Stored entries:
[Begin]
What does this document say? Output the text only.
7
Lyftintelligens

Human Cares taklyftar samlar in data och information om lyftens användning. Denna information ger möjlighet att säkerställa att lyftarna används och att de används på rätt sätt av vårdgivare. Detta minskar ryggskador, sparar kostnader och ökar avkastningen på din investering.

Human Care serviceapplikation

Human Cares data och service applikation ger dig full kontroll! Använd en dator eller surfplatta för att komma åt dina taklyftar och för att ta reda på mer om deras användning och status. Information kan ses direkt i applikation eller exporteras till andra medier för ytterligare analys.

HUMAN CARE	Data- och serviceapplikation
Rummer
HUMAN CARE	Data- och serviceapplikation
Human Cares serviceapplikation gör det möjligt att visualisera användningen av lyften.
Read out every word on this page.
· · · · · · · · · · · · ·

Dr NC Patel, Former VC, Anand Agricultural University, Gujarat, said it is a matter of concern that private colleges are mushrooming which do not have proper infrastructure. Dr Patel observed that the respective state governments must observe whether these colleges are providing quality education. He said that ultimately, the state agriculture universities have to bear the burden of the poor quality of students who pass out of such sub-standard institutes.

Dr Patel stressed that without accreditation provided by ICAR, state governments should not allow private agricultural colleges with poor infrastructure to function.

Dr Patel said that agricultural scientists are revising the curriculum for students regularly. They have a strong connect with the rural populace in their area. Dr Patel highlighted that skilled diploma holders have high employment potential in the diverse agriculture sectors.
[End]
■ WHAT YOU WILL DO ■
Using the listing above, please repeat every entry exactly.

■ ANSWER TO THIS EXERCISE ■
What does this document say? Output the text only.
7
Lyftintelligens

Human Cares taklyftar samlar in data och information om lyftens användning. Denna information ger möjlighet att säkerställa att lyftarna används och att de används på rätt sätt av vårdgivare. Detta minskar ryggskador, sparar kostnader och ökar avkastningen på din investering.

Human Care serviceapplikation

Human Cares data och service applikation ger dig full kontroll! Använd en dator eller surfplatta för att komma åt dina taklyftar och för att ta reda på mer om deras användning och status. Information kan ses direkt i applikation eller exporteras till andra medier för ytterligare analys.

HUMAN CARE	Data- och serviceapplikation
Rummer
HUMAN CARE	Data- och serviceapplikation
Human Cares serviceapplikation gör det möjligt att visualisera användningen av lyften.
Read out every word on this page.
· · · · · · · · · · · · ·

Dr NC Patel, Former VC, Anand Agricultural University, Gujarat, said it is a matter of concern that private colleges are mushrooming which do not have proper infrastructure. Dr Patel observed that the respective state governments must observe whether these colleges are providing quality education. He said that ultimately, the state agriculture universities have to bear the burden of the poor quality of students who pass out of such sub-standard institutes.

Dr Patel stressed that without accreditation provided by ICAR, state governments should not allow private agricultural colleges with poor infrastructure to function.

Dr Patel said that agricultural scientists are revising the curriculum for students regularly. They have a strong connect with the rural populace in their area. Dr Patel highlighted that skilled diploma holders have high employment potential in the diverse agriculture sectors.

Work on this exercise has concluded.